● **Data for the task**
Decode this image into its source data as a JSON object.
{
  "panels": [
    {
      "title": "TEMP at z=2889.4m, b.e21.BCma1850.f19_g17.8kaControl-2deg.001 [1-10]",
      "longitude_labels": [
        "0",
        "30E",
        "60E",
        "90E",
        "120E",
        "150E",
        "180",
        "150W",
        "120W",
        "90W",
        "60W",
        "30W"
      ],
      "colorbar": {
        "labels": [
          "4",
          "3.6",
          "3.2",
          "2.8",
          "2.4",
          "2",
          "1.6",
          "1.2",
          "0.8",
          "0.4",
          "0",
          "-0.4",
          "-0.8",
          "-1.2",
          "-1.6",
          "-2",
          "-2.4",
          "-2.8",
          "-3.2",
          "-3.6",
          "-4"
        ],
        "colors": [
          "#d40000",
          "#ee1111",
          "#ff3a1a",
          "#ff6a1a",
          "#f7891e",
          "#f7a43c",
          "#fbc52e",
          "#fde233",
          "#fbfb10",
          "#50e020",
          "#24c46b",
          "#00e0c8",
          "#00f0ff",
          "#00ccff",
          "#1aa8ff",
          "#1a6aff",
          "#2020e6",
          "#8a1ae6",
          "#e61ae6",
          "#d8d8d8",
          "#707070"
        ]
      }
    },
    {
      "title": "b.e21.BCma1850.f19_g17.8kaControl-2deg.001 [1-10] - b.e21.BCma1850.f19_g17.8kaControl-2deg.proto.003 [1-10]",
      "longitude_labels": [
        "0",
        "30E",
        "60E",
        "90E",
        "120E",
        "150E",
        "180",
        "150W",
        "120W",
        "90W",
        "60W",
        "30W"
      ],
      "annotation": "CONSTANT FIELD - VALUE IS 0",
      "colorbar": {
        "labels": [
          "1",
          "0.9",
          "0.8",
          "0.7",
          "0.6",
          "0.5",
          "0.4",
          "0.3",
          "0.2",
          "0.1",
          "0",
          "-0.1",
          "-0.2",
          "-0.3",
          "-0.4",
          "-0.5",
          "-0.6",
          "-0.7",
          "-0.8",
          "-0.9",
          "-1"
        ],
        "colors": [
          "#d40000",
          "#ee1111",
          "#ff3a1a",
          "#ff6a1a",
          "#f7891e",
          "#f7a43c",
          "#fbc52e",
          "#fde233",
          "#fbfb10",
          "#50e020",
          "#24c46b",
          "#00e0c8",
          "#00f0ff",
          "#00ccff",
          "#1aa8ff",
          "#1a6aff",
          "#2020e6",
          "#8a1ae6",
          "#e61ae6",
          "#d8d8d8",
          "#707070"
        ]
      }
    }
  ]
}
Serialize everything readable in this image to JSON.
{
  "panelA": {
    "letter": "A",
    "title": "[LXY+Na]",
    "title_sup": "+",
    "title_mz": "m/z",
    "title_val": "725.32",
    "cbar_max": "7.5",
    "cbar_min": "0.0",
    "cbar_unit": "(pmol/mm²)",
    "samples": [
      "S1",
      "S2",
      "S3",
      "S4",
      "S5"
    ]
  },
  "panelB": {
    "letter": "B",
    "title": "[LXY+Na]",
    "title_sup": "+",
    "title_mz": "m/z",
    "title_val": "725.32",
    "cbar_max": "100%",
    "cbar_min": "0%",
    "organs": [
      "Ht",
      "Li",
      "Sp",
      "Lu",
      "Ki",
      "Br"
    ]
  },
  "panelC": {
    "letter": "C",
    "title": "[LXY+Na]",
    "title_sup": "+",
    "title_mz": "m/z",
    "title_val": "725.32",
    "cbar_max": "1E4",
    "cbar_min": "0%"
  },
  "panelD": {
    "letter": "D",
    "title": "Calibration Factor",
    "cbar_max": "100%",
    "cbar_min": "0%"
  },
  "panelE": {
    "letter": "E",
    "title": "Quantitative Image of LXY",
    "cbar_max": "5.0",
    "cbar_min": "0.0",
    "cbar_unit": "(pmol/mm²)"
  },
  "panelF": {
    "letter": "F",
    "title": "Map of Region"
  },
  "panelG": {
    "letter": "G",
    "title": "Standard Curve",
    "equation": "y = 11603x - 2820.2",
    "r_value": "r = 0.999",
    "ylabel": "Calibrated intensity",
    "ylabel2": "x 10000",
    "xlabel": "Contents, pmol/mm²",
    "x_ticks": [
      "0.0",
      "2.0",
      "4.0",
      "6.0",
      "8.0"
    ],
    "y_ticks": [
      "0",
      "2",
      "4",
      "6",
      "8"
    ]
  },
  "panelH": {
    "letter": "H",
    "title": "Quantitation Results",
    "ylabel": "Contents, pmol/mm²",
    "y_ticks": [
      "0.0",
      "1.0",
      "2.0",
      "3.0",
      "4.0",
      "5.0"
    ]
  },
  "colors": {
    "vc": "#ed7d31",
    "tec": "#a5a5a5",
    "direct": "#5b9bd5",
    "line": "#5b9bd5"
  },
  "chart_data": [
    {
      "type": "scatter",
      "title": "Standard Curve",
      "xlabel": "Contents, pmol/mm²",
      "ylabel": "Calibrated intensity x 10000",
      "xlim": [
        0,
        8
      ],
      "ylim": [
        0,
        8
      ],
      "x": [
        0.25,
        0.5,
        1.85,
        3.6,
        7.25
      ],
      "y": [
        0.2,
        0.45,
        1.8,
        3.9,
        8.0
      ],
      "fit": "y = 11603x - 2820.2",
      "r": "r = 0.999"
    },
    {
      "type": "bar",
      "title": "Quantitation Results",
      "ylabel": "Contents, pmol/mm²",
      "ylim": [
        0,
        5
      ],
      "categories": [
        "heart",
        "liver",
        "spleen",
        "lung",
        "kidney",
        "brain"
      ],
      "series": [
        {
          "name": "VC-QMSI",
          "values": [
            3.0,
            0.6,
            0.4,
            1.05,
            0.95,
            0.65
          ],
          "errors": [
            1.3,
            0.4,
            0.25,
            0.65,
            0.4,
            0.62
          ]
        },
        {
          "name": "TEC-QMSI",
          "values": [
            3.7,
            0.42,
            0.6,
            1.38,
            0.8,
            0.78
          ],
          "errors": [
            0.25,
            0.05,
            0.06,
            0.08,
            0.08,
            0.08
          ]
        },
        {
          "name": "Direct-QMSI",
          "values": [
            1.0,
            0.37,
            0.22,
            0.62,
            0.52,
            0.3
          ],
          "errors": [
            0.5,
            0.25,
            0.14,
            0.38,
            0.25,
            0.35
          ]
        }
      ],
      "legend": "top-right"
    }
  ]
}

● **Your task**
Return the whole listing exactly, with every line included.

● **Reply to the task**
Decode this image into its source data as a JSON object.
{
  "panels": [
    {
      "title": "TEMP at z=2889.4m, b.e21.BCma1850.f19_g17.8kaControl-2deg.001 [1-10]",
      "longitude_labels": [
        "0",
        "30E",
        "60E",
        "90E",
        "120E",
        "150E",
        "180",
        "150W",
        "120W",
        "90W",
        "60W",
        "30W"
      ],
      "colorbar": {
        "labels": [
          "4",
          "3.6",
          "3.2",
          "2.8",
          "2.4",
          "2",
          "1.6",
          "1.2",
          "0.8",
          "0.4",
          "0",
          "-0.4",
          "-0.8",
          "-1.2",
          "-1.6",
          "-2",
          "-2.4",
          "-2.8",
          "-3.2",
          "-3.6",
          "-4"
        ],
        "colors": [
          "#d40000",
          "#ee1111",
          "#ff3a1a",
          "#ff6a1a",
          "#f7891e",
          "#f7a43c",
          "#fbc52e",
          "#fde233",
          "#fbfb10",
          "#50e020",
          "#24c46b",
          "#00e0c8",
          "#00f0ff",
          "#00ccff",
          "#1aa8ff",
          "#1a6aff",
          "#2020e6",
          "#8a1ae6",
          "#e61ae6",
          "#d8d8d8",
          "#707070"
        ]
      }
    },
    {
      "title": "b.e21.BCma1850.f19_g17.8kaControl-2deg.001 [1-10] - b.e21.BCma1850.f19_g17.8kaControl-2deg.proto.003 [1-10]",
      "longitude_labels": [
        "0",
        "30E",
        "60E",
        "90E",
        "120E",
        "150E",
        "180",
        "150W",
        "120W",
        "90W",
        "60W",
        "30W"
      ],
      "annotation": "CONSTANT FIELD - VALUE IS 0",
      "colorbar": {
        "labels": [
          "1",
          "0.9",
          "0.8",
          "0.7",
          "0.6",
          "0.5",
          "0.4",
          "0.3",
          "0.2",
          "0.1",
          "0",
          "-0.1",
          "-0.2",
          "-0.3",
          "-0.4",
          "-0.5",
          "-0.6",
          "-0.7",
          "-0.8",
          "-0.9",
          "-1"
        ],
        "colors": [
          "#d40000",
          "#ee1111",
          "#ff3a1a",
          "#ff6a1a",
          "#f7891e",
          "#f7a43c",
          "#fbc52e",
          "#fde233",
          "#fbfb10",
          "#50e020",
          "#24c46b",
          "#00e0c8",
          "#00f0ff",
          "#00ccff",
          "#1aa8ff",
          "#1a6aff",
          "#2020e6",
          "#8a1ae6",
          "#e61ae6",
          "#d8d8d8",
          "#707070"
        ]
      }
    }
  ]
}
Serialize everything readable in this image to JSON.
{
  "panelA": {
    "letter": "A",
    "title": "[LXY+Na]",
    "title_sup": "+",
    "title_mz": "m/z",
    "title_val": "725.32",
    "cbar_max": "7.5",
    "cbar_min": "0.0",
    "cbar_unit": "(pmol/mm²)",
    "samples": [
      "S1",
      "S2",
      "S3",
      "S4",
      "S5"
    ]
  },
  "panelB": {
    "letter": "B",
    "title": "[LXY+Na]",
    "title_sup": "+",
    "title_mz": "m/z",
    "title_val": "725.32",
    "cbar_max": "100%",
    "cbar_min": "0%",
    "organs": [
      "Ht",
      "Li",
      "Sp",
      "Lu",
      "Ki",
      "Br"
    ]
  },
  "panelC": {
    "letter": "C",
    "title": "[LXY+Na]",
    "title_sup": "+",
    "title_mz": "m/z",
    "title_val": "725.32",
    "cbar_max": "1E4",
    "cbar_min": "0%"
  },
  "panelD": {
    "letter": "D",
    "title": "Calibration Factor",
    "cbar_max": "100%",
    "cbar_min": "0%"
  },
  "panelE": {
    "letter": "E",
    "title": "Quantitative Image of LXY",
    "cbar_max": "5.0",
    "cbar_min": "0.0",
    "cbar_unit": "(pmol/mm²)"
  },
  "panelF": {
    "letter": "F",
    "title": "Map of Region"
  },
  "panelG": {
    "letter": "G",
    "title": "Standard Curve",
    "equation": "y = 11603x - 2820.2",
    "r_value": "r = 0.999",
    "ylabel": "Calibrated intensity",
    "ylabel2": "x 10000",
    "xlabel": "Contents, pmol/mm²",
    "x_ticks": [
      "0.0",
      "2.0",
      "4.0",
      "6.0",
      "8.0"
    ],
    "y_ticks": [
      "0",
      "2",
      "4",
      "6",
      "8"
    ]
  },
  "panelH": {
    "letter": "H",
    "title": "Quantitation Results",
    "ylabel": "Contents, pmol/mm²",
    "y_ticks": [
      "0.0",
      "1.0",
      "2.0",
      "3.0",
      "4.0",
      "5.0"
    ]
  },
  "colors": {
    "vc": "#ed7d31",
    "tec": "#a5a5a5",
    "direct": "#5b9bd5",
    "line": "#5b9bd5"
  },
  "chart_data": [
    {
      "type": "scatter",
      "title": "Standard Curve",
      "xlabel": "Contents, pmol/mm²",
      "ylabel": "Calibrated intensity x 10000",
      "xlim": [
        0,
        8
      ],
      "ylim": [
        0,
        8
      ],
      "x": [
        0.25,
        0.5,
        1.85,
        3.6,
        7.25
      ],
      "y": [
        0.2,
        0.45,
        1.8,
        3.9,
        8.0
      ],
      "fit": "y = 11603x - 2820.2",
      "r": "r = 0.999"
    },
    {
      "type": "bar",
      "title": "Quantitation Results",
      "ylabel": "Contents, pmol/mm²",
      "ylim": [
        0,
        5
      ],
      "categories": [
        "heart",
        "liver",
        "spleen",
        "lung",
        "kidney",
        "brain"
      ],
      "series": [
        {
          "name": "VC-QMSI",
          "values": [
            3.0,
            0.6,
            0.4,
            1.05,
            0.95,
            0.65
          ],
          "errors": [
            1.3,
            0.4,
            0.25,
            0.65,
            0.4,
            0.62
          ]
        },
        {
          "name": "TEC-QMSI",
          "values": [
            3.7,
            0.42,
            0.6,
            1.38,
            0.8,
            0.78
          ],
          "errors": [
            0.25,
            0.05,
            0.06,
            0.08,
            0.08,
            0.08
          ]
        },
        {
          "name": "Direct-QMSI",
          "values": [
            1.0,
            0.37,
            0.22,
            0.62,
            0.52,
            0.3
          ],
          "errors": [
            0.5,
            0.25,
            0.14,
            0.38,
            0.25,
            0.35
          ]
        }
      ],
      "legend": "top-right"
    }
  ]
}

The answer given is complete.